GIVEN EXERCISE:
Reproduce every entry in the listing without alteration.

EXCERPTED RECORDS:
================================

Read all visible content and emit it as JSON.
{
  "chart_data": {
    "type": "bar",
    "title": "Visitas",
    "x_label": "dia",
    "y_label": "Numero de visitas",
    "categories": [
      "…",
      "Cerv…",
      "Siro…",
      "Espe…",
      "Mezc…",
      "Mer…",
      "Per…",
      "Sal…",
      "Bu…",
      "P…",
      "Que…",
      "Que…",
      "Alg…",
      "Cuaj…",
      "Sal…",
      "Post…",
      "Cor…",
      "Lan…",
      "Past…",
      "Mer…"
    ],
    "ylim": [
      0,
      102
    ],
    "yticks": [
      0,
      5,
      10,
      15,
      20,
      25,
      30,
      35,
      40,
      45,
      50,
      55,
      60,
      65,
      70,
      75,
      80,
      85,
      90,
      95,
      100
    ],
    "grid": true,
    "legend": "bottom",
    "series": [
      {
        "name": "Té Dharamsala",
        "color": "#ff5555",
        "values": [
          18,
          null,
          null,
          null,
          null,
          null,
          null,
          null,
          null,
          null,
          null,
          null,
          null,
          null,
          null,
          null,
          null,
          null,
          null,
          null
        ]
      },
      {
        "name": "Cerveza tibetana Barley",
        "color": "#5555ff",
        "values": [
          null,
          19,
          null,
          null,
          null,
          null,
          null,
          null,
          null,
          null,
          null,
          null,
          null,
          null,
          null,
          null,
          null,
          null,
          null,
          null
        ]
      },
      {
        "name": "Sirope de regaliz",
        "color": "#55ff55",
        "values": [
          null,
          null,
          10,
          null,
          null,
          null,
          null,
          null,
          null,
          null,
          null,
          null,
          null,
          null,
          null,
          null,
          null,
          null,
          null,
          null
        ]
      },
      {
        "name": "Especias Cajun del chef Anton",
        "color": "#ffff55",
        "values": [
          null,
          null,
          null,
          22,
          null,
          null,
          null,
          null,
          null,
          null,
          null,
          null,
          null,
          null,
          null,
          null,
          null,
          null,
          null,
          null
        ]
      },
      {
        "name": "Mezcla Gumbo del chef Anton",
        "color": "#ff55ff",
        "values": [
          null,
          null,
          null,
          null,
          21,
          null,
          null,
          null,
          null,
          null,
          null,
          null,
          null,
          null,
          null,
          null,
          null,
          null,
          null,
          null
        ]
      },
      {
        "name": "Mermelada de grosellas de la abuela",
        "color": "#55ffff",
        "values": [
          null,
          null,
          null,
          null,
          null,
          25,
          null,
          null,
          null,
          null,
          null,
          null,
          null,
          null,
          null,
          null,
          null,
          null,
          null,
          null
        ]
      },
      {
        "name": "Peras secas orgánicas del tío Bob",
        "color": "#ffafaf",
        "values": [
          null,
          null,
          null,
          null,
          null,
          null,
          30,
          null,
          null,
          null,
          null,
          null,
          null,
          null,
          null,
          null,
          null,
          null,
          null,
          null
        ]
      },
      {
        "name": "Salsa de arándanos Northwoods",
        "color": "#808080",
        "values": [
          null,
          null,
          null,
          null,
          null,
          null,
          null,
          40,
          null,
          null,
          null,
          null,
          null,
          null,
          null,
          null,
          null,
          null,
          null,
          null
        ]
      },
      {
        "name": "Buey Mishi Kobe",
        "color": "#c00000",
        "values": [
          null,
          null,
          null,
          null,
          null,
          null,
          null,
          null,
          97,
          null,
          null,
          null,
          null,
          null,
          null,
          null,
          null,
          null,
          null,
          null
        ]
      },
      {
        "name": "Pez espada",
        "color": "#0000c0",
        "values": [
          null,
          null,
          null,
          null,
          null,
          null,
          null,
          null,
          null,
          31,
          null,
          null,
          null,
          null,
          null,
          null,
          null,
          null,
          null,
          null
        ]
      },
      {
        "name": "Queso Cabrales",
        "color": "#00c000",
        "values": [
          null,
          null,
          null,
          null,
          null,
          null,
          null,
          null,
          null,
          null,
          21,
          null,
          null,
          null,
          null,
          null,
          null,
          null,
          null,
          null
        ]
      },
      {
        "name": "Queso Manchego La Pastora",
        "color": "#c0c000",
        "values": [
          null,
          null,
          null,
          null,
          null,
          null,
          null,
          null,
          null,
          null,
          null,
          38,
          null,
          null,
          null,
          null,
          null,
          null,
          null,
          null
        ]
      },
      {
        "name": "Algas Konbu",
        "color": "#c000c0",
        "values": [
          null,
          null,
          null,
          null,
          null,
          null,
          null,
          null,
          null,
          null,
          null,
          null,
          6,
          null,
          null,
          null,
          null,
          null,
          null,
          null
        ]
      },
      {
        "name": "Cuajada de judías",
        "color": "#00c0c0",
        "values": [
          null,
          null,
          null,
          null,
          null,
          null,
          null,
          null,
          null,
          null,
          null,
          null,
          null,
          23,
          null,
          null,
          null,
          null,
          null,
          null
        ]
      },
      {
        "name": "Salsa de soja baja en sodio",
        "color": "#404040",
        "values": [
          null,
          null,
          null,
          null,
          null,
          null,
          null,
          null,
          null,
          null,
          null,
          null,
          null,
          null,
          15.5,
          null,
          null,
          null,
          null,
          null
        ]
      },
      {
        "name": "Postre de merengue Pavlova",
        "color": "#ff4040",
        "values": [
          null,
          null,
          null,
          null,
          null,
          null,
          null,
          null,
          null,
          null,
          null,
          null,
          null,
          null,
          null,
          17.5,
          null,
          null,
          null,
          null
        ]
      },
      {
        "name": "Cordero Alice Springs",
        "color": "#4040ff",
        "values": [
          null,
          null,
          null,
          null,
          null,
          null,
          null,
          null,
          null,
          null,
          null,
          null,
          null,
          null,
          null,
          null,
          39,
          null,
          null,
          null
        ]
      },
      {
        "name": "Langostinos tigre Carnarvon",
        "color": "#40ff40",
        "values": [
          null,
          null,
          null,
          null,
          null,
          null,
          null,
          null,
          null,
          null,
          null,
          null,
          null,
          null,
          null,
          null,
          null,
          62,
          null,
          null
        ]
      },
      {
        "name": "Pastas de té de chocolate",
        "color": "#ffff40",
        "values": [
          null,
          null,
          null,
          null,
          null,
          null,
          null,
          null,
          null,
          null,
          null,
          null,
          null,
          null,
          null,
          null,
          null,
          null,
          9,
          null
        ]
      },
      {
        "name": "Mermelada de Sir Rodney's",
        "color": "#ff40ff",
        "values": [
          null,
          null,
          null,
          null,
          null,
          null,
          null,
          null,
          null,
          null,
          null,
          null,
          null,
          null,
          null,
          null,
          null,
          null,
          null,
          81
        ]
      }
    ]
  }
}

================================

RESULT:
Read all visible content and emit it as JSON.
{
  "chart_data": {
    "type": "bar",
    "title": "Visitas",
    "x_label": "dia",
    "y_label": "Numero de visitas",
    "categories": [
      "…",
      "Cerv…",
      "Siro…",
      "Espe…",
      "Mezc…",
      "Mer…",
      "Per…",
      "Sal…",
      "Bu…",
      "P…",
      "Que…",
      "Que…",
      "Alg…",
      "Cuaj…",
      "Sal…",
      "Post…",
      "Cor…",
      "Lan…",
      "Past…",
      "Mer…"
    ],
    "ylim": [
      0,
      102
    ],
    "yticks": [
      0,
      5,
      10,
      15,
      20,
      25,
      30,
      35,
      40,
      45,
      50,
      55,
      60,
      65,
      70,
      75,
      80,
      85,
      90,
      95,
      100
    ],
    "grid": true,
    "legend": "bottom",
    "series": [
      {
        "name": "Té Dharamsala",
        "color": "#ff5555",
        "values": [
          18,
          null,
          null,
          null,
          null,
          null,
          null,
          null,
          null,
          null,
          null,
          null,
          null,
          null,
          null,
          null,
          null,
          null,
          null,
          null
        ]
      },
      {
        "name": "Cerveza tibetana Barley",
        "color": "#5555ff",
        "values": [
          null,
          19,
          null,
          null,
          null,
          null,
          null,
          null,
          null,
          null,
          null,
          null,
          null,
          null,
          null,
          null,
          null,
          null,
          null,
          null
        ]
      },
      {
        "name": "Sirope de regaliz",
        "color": "#55ff55",
        "values": [
          null,
          null,
          10,
          null,
          null,
          null,
          null,
          null,
          null,
          null,
          null,
          null,
          null,
          null,
          null,
          null,
          null,
          null,
          null,
          null
        ]
      },
      {
        "name": "Especias Cajun del chef Anton",
        "color": "#ffff55",
        "values": [
          null,
          null,
          null,
          22,
          null,
          null,
          null,
          null,
          null,
          null,
          null,
          null,
          null,
          null,
          null,
          null,
          null,
          null,
          null,
          null
        ]
      },
      {
        "name": "Mezcla Gumbo del chef Anton",
        "color": "#ff55ff",
        "values": [
          null,
          null,
          null,
          null,
          21,
          null,
          null,
          null,
          null,
          null,
          null,
          null,
          null,
          null,
          null,
          null,
          null,
          null,
          null,
          null
        ]
      },
      {
        "name": "Mermelada de grosellas de la abuela",
        "color": "#55ffff",
        "values": [
          null,
          null,
          null,
          null,
          null,
          25,
          null,
          null,
          null,
          null,
          null,
          null,
          null,
          null,
          null,
          null,
          null,
          null,
          null,
          null
        ]
      },
      {
        "name": "Peras secas orgánicas del tío Bob",
        "color": "#ffafaf",
        "values": [
          null,
          null,
          null,
          null,
          null,
          null,
          30,
          null,
          null,
          null,
          null,
          null,
          null,
          null,
          null,
          null,
          null,
          null,
          null,
          null
        ]
      },
      {
        "name": "Salsa de arándanos Northwoods",
        "color": "#808080",
        "values": [
          null,
          null,
          null,
          null,
          null,
          null,
          null,
          40,
          null,
          null,
          null,
          null,
          null,
          null,
          null,
          null,
          null,
          null,
          null,
          null
        ]
      },
      {
        "name": "Buey Mishi Kobe",
        "color": "#c00000",
        "values": [
          null,
          null,
          null,
          null,
          null,
          null,
          null,
          null,
          97,
          null,
          null,
          null,
          null,
          null,
          null,
          null,
          null,
          null,
          null,
          null
        ]
      },
      {
        "name": "Pez espada",
        "color": "#0000c0",
        "values": [
          null,
          null,
          null,
          null,
          null,
          null,
          null,
          null,
          null,
          31,
          null,
          null,
          null,
          null,
          null,
          null,
          null,
          null,
          null,
          null
        ]
      },
      {
        "name": "Queso Cabrales",
        "color": "#00c000",
        "values": [
          null,
          null,
          null,
          null,
          null,
          null,
          null,
          null,
          null,
          null,
          21,
          null,
          null,
          null,
          null,
          null,
          null,
          null,
          null,
          null
        ]
      },
      {
        "name": "Queso Manchego La Pastora",
        "color": "#c0c000",
        "values": [
          null,
          null,
          null,
          null,
          null,
          null,
          null,
          null,
          null,
          null,
          null,
          38,
          null,
          null,
          null,
          null,
          null,
          null,
          null,
          null
        ]
      },
      {
        "name": "Algas Konbu",
        "color": "#c000c0",
        "values": [
          null,
          null,
          null,
          null,
          null,
          null,
          null,
          null,
          null,
          null,
          null,
          null,
          6,
          null,
          null,
          null,
          null,
          null,
          null,
          null
        ]
      },
      {
        "name": "Cuajada de judías",
        "color": "#00c0c0",
        "values": [
          null,
          null,
          null,
          null,
          null,
          null,
          null,
          null,
          null,
          null,
          null,
          null,
          null,
          23,
          null,
          null,
          null,
          null,
          null,
          null
        ]
      },
      {
        "name": "Salsa de soja baja en sodio",
        "color": "#404040",
        "values": [
          null,
          null,
          null,
          null,
          null,
          null,
          null,
          null,
          null,
          null,
          null,
          null,
          null,
          null,
          15.5,
          null,
          null,
          null,
          null,
          null
        ]
      },
      {
        "name": "Postre de merengue Pavlova",
        "color": "#ff4040",
        "values": [
          null,
          null,
          null,
          null,
          null,
          null,
          null,
          null,
          null,
          null,
          null,
          null,
          null,
          null,
          null,
          17.5,
          null,
          null,
          null,
          null
        ]
      },
      {
        "name": "Cordero Alice Springs",
        "color": "#4040ff",
        "values": [
          null,
          null,
          null,
          null,
          null,
          null,
          null,
          null,
          null,
          null,
          null,
          null,
          null,
          null,
          null,
          null,
          39,
          null,
          null,
          null
        ]
      },
      {
        "name": "Langostinos tigre Carnarvon",
        "color": "#40ff40",
        "values": [
          null,
          null,
          null,
          null,
          null,
          null,
          null,
          null,
          null,
          null,
          null,
          null,
          null,
          null,
          null,
          null,
          null,
          62,
          null,
          null
        ]
      },
      {
        "name": "Pastas de té de chocolate",
        "color": "#ffff40",
        "values": [
          null,
          null,
          null,
          null,
          null,
          null,
          null,
          null,
          null,
          null,
          null,
          null,
          null,
          null,
          null,
          null,
          null,
          null,
          9,
          null
        ]
      },
      {
        "name": "Mermelada de Sir Rodney's",
        "color": "#ff40ff",
        "values": [
          null,
          null,
          null,
          null,
          null,
          null,
          null,
          null,
          null,
          null,
          null,
          null,
          null,
          null,
          null,
          null,
          null,
          null,
          null,
          81
        ]
      }
    ]
  }
}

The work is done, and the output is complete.